- Problem statement
Type out the complete listing below word for word, without its pictures.

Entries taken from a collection
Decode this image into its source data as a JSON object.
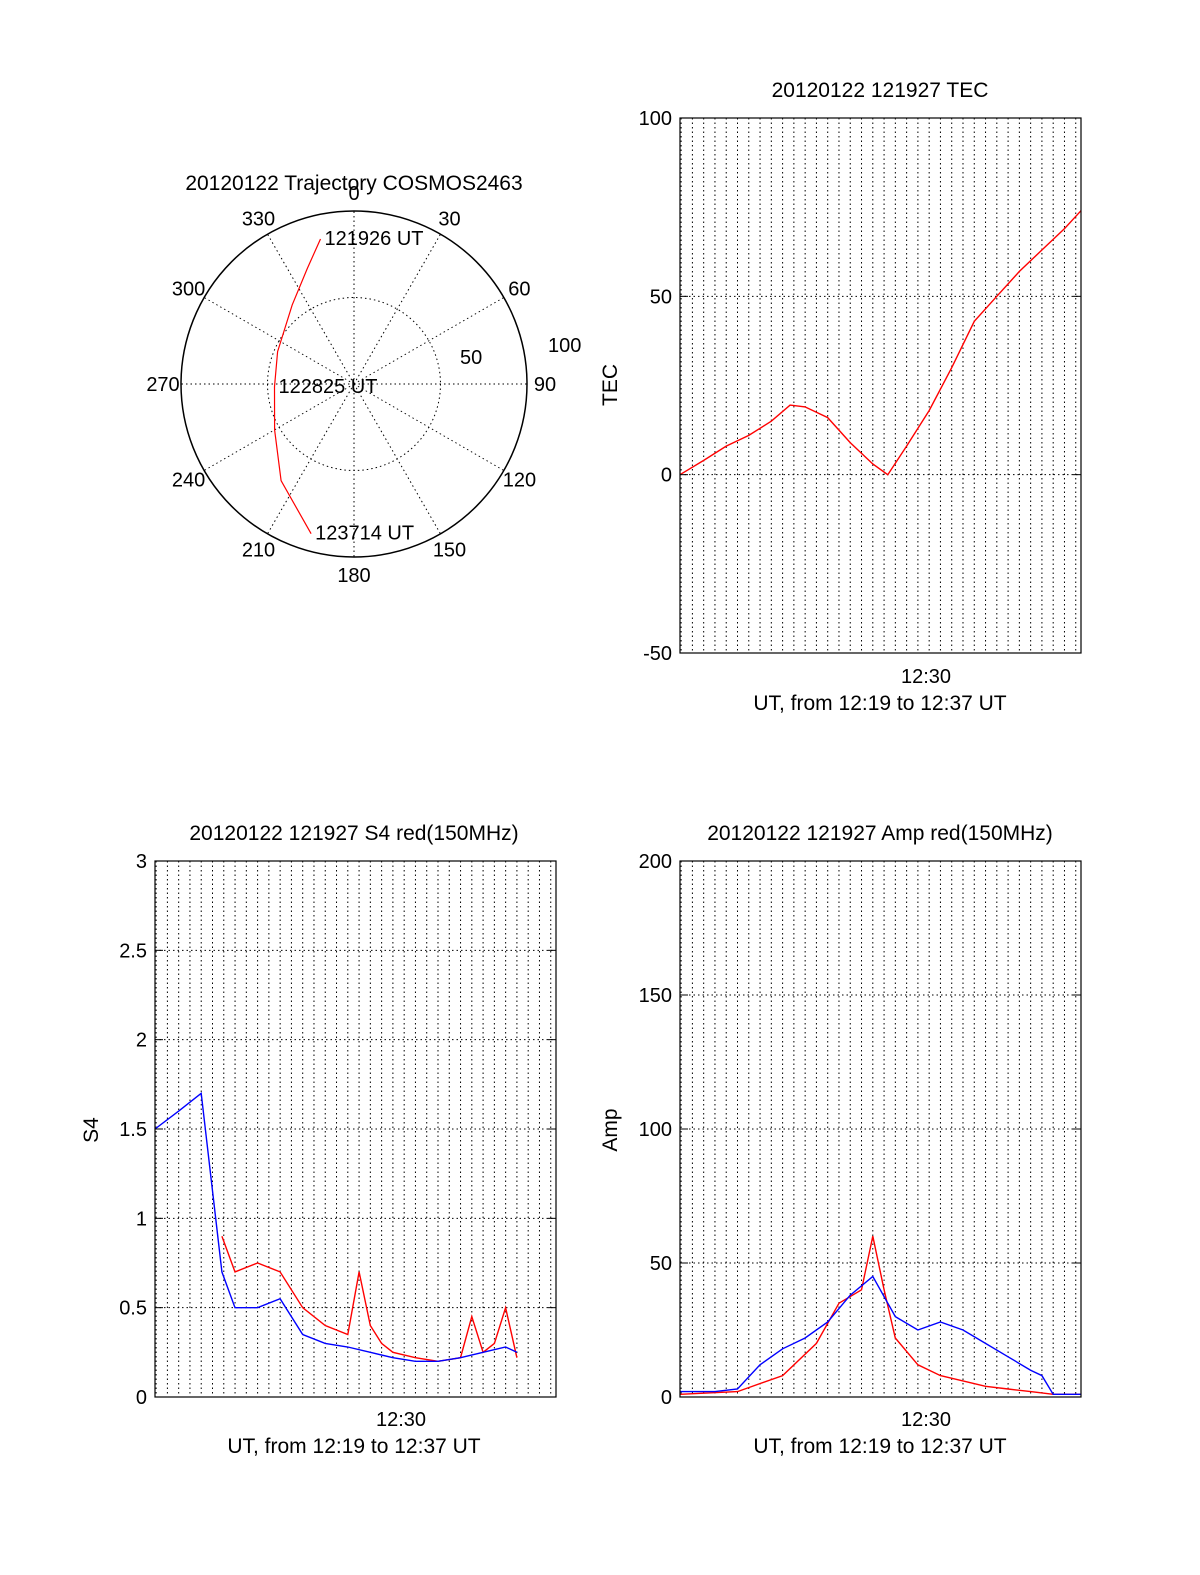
{
  "chart_data": [
    {
      "type": "polar",
      "title": "20120122 Trajectory COSMOS2463",
      "angle_labels": [
        "0",
        "30",
        "60",
        "90",
        "120",
        "150",
        "180",
        "210",
        "240",
        "270",
        "300",
        "330"
      ],
      "radius_labels": [
        "50",
        "100"
      ],
      "rlim": [
        0,
        100
      ],
      "grid": true,
      "series": [
        {
          "color": "#ff0000",
          "points": [
            {
              "az": 347,
              "r": 86
            },
            {
              "az": 338,
              "r": 72
            },
            {
              "az": 322,
              "r": 58
            },
            {
              "az": 293,
              "r": 48
            },
            {
              "az": 268,
              "r": 46
            },
            {
              "az": 240,
              "r": 53
            },
            {
              "az": 217,
              "r": 70
            },
            {
              "az": 196,
              "r": 90
            }
          ]
        }
      ],
      "annotations": [
        {
          "text": "121926 UT",
          "az": 347,
          "r": 86
        },
        {
          "text": "122825 UT",
          "az": 268,
          "r": 46
        },
        {
          "text": "123714 UT",
          "az": 196,
          "r": 90
        }
      ]
    },
    {
      "type": "line",
      "title": "20120122 121927 TEC",
      "xlabel": "UT, from 12:19 to 12:37 UT",
      "ylabel": "TEC",
      "x_tick_label": "12:30",
      "xlim": [
        "12:19:27",
        "12:37:14"
      ],
      "ylim": [
        -50,
        100
      ],
      "yticks": [
        -50,
        0,
        50,
        100
      ],
      "grid": true,
      "series": [
        {
          "color": "#ff0000",
          "x": [
            "12:19:27",
            "12:20:30",
            "12:21:30",
            "12:22:30",
            "12:23:30",
            "12:24:20",
            "12:25:00",
            "12:26:00",
            "12:27:00",
            "12:28:00",
            "12:28:40",
            "12:29:30",
            "12:30:30",
            "12:31:30",
            "12:32:30",
            "12:33:30",
            "12:34:30",
            "12:35:30",
            "12:36:30",
            "12:37:14"
          ],
          "values": [
            0,
            4,
            8,
            11,
            15,
            19.5,
            19,
            16,
            9,
            3,
            0,
            8,
            18,
            30,
            43,
            50,
            57,
            63,
            69,
            74
          ]
        }
      ]
    },
    {
      "type": "line",
      "title": "20120122 121927 S4 red(150MHz)",
      "xlabel": "UT, from 12:19 to 12:37 UT",
      "ylabel": "S4",
      "x_tick_label": "12:30",
      "xlim": [
        "12:19:27",
        "12:37:14"
      ],
      "ylim": [
        0,
        3
      ],
      "yticks": [
        0,
        0.5,
        1,
        1.5,
        2,
        2.5,
        3
      ],
      "grid": true,
      "series": [
        {
          "color": "#ff0000",
          "x": [
            "12:22:25",
            "12:23:00",
            "12:24:00",
            "12:25:00",
            "12:26:00",
            "12:27:00",
            "12:28:00",
            "12:28:30",
            "12:29:00",
            "12:29:30",
            "12:30:00",
            "12:31:00",
            "12:32:00",
            "12:33:00",
            "12:33:30",
            "12:34:00",
            "12:34:30",
            "12:35:00",
            "12:35:30"
          ],
          "values": [
            0.9,
            0.7,
            0.75,
            0.7,
            0.5,
            0.4,
            0.35,
            0.7,
            0.4,
            0.3,
            0.25,
            0.22,
            0.2,
            0.22,
            0.45,
            0.25,
            0.3,
            0.5,
            0.22
          ]
        },
        {
          "color": "#0000ff",
          "x": [
            "12:19:27",
            "12:20:30",
            "12:21:30",
            "12:22:25",
            "12:23:00",
            "12:24:00",
            "12:25:00",
            "12:26:00",
            "12:27:00",
            "12:28:00",
            "12:29:00",
            "12:30:00",
            "12:31:00",
            "12:32:00",
            "12:33:00",
            "12:34:00",
            "12:35:00",
            "12:35:30"
          ],
          "values": [
            1.5,
            1.6,
            1.7,
            0.7,
            0.5,
            0.5,
            0.55,
            0.35,
            0.3,
            0.28,
            0.25,
            0.22,
            0.2,
            0.2,
            0.22,
            0.25,
            0.28,
            0.25
          ]
        }
      ]
    },
    {
      "type": "line",
      "title": "20120122 121927 Amp red(150MHz)",
      "xlabel": "UT, from 12:19 to 12:37 UT",
      "ylabel": "Amp",
      "x_tick_label": "12:30",
      "xlim": [
        "12:19:27",
        "12:37:14"
      ],
      "ylim": [
        0,
        200
      ],
      "yticks": [
        0,
        50,
        100,
        150,
        200
      ],
      "grid": true,
      "series": [
        {
          "color": "#ff0000",
          "x": [
            "12:19:27",
            "12:22:00",
            "12:24:00",
            "12:25:30",
            "12:26:30",
            "12:27:30",
            "12:28:00",
            "12:28:30",
            "12:29:00",
            "12:30:00",
            "12:31:00",
            "12:32:00",
            "12:33:00",
            "12:34:00",
            "12:35:00",
            "12:36:00",
            "12:37:14"
          ],
          "values": [
            1,
            2,
            8,
            20,
            35,
            40,
            60,
            40,
            22,
            12,
            8,
            6,
            4,
            3,
            2,
            1,
            1
          ]
        },
        {
          "color": "#0000ff",
          "x": [
            "12:19:27",
            "12:21:00",
            "12:22:00",
            "12:23:00",
            "12:24:00",
            "12:25:00",
            "12:26:00",
            "12:27:00",
            "12:28:00",
            "12:29:00",
            "12:30:00",
            "12:31:00",
            "12:32:00",
            "12:33:00",
            "12:34:00",
            "12:35:00",
            "12:35:30",
            "12:36:00",
            "12:37:14"
          ],
          "values": [
            2,
            2,
            3,
            12,
            18,
            22,
            28,
            38,
            45,
            30,
            25,
            28,
            25,
            20,
            15,
            10,
            8,
            1,
            1
          ]
        }
      ]
    }
  ]
}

- Result
Decode this image into its source data as a JSON object.
{
  "chart_data": [
    {
      "type": "polar",
      "title": "20120122 Trajectory COSMOS2463",
      "angle_labels": [
        "0",
        "30",
        "60",
        "90",
        "120",
        "150",
        "180",
        "210",
        "240",
        "270",
        "300",
        "330"
      ],
      "radius_labels": [
        "50",
        "100"
      ],
      "rlim": [
        0,
        100
      ],
      "grid": true,
      "series": [
        {
          "color": "#ff0000",
          "points": [
            {
              "az": 347,
              "r": 86
            },
            {
              "az": 338,
              "r": 72
            },
            {
              "az": 322,
              "r": 58
            },
            {
              "az": 293,
              "r": 48
            },
            {
              "az": 268,
              "r": 46
            },
            {
              "az": 240,
              "r": 53
            },
            {
              "az": 217,
              "r": 70
            },
            {
              "az": 196,
              "r": 90
            }
          ]
        }
      ],
      "annotations": [
        {
          "text": "121926 UT",
          "az": 347,
          "r": 86
        },
        {
          "text": "122825 UT",
          "az": 268,
          "r": 46
        },
        {
          "text": "123714 UT",
          "az": 196,
          "r": 90
        }
      ]
    },
    {
      "type": "line",
      "title": "20120122 121927 TEC",
      "xlabel": "UT, from 12:19 to 12:37 UT",
      "ylabel": "TEC",
      "x_tick_label": "12:30",
      "xlim": [
        "12:19:27",
        "12:37:14"
      ],
      "ylim": [
        -50,
        100
      ],
      "yticks": [
        -50,
        0,
        50,
        100
      ],
      "grid": true,
      "series": [
        {
          "color": "#ff0000",
          "x": [
            "12:19:27",
            "12:20:30",
            "12:21:30",
            "12:22:30",
            "12:23:30",
            "12:24:20",
            "12:25:00",
            "12:26:00",
            "12:27:00",
            "12:28:00",
            "12:28:40",
            "12:29:30",
            "12:30:30",
            "12:31:30",
            "12:32:30",
            "12:33:30",
            "12:34:30",
            "12:35:30",
            "12:36:30",
            "12:37:14"
          ],
          "values": [
            0,
            4,
            8,
            11,
            15,
            19.5,
            19,
            16,
            9,
            3,
            0,
            8,
            18,
            30,
            43,
            50,
            57,
            63,
            69,
            74
          ]
        }
      ]
    },
    {
      "type": "line",
      "title": "20120122 121927 S4 red(150MHz)",
      "xlabel": "UT, from 12:19 to 12:37 UT",
      "ylabel": "S4",
      "x_tick_label": "12:30",
      "xlim": [
        "12:19:27",
        "12:37:14"
      ],
      "ylim": [
        0,
        3
      ],
      "yticks": [
        0,
        0.5,
        1,
        1.5,
        2,
        2.5,
        3
      ],
      "grid": true,
      "series": [
        {
          "color": "#ff0000",
          "x": [
            "12:22:25",
            "12:23:00",
            "12:24:00",
            "12:25:00",
            "12:26:00",
            "12:27:00",
            "12:28:00",
            "12:28:30",
            "12:29:00",
            "12:29:30",
            "12:30:00",
            "12:31:00",
            "12:32:00",
            "12:33:00",
            "12:33:30",
            "12:34:00",
            "12:34:30",
            "12:35:00",
            "12:35:30"
          ],
          "values": [
            0.9,
            0.7,
            0.75,
            0.7,
            0.5,
            0.4,
            0.35,
            0.7,
            0.4,
            0.3,
            0.25,
            0.22,
            0.2,
            0.22,
            0.45,
            0.25,
            0.3,
            0.5,
            0.22
          ]
        },
        {
          "color": "#0000ff",
          "x": [
            "12:19:27",
            "12:20:30",
            "12:21:30",
            "12:22:25",
            "12:23:00",
            "12:24:00",
            "12:25:00",
            "12:26:00",
            "12:27:00",
            "12:28:00",
            "12:29:00",
            "12:30:00",
            "12:31:00",
            "12:32:00",
            "12:33:00",
            "12:34:00",
            "12:35:00",
            "12:35:30"
          ],
          "values": [
            1.5,
            1.6,
            1.7,
            0.7,
            0.5,
            0.5,
            0.55,
            0.35,
            0.3,
            0.28,
            0.25,
            0.22,
            0.2,
            0.2,
            0.22,
            0.25,
            0.28,
            0.25
          ]
        }
      ]
    },
    {
      "type": "line",
      "title": "20120122 121927 Amp red(150MHz)",
      "xlabel": "UT, from 12:19 to 12:37 UT",
      "ylabel": "Amp",
      "x_tick_label": "12:30",
      "xlim": [
        "12:19:27",
        "12:37:14"
      ],
      "ylim": [
        0,
        200
      ],
      "yticks": [
        0,
        50,
        100,
        150,
        200
      ],
      "grid": true,
      "series": [
        {
          "color": "#ff0000",
          "x": [
            "12:19:27",
            "12:22:00",
            "12:24:00",
            "12:25:30",
            "12:26:30",
            "12:27:30",
            "12:28:00",
            "12:28:30",
            "12:29:00",
            "12:30:00",
            "12:31:00",
            "12:32:00",
            "12:33:00",
            "12:34:00",
            "12:35:00",
            "12:36:00",
            "12:37:14"
          ],
          "values": [
            1,
            2,
            8,
            20,
            35,
            40,
            60,
            40,
            22,
            12,
            8,
            6,
            4,
            3,
            2,
            1,
            1
          ]
        },
        {
          "color": "#0000ff",
          "x": [
            "12:19:27",
            "12:21:00",
            "12:22:00",
            "12:23:00",
            "12:24:00",
            "12:25:00",
            "12:26:00",
            "12:27:00",
            "12:28:00",
            "12:29:00",
            "12:30:00",
            "12:31:00",
            "12:32:00",
            "12:33:00",
            "12:34:00",
            "12:35:00",
            "12:35:30",
            "12:36:00",
            "12:37:14"
          ],
          "values": [
            2,
            2,
            3,
            12,
            18,
            22,
            28,
            38,
            45,
            30,
            25,
            28,
            25,
            20,
            15,
            10,
            8,
            1,
            1
          ]
        }
      ]
    }
  ]
}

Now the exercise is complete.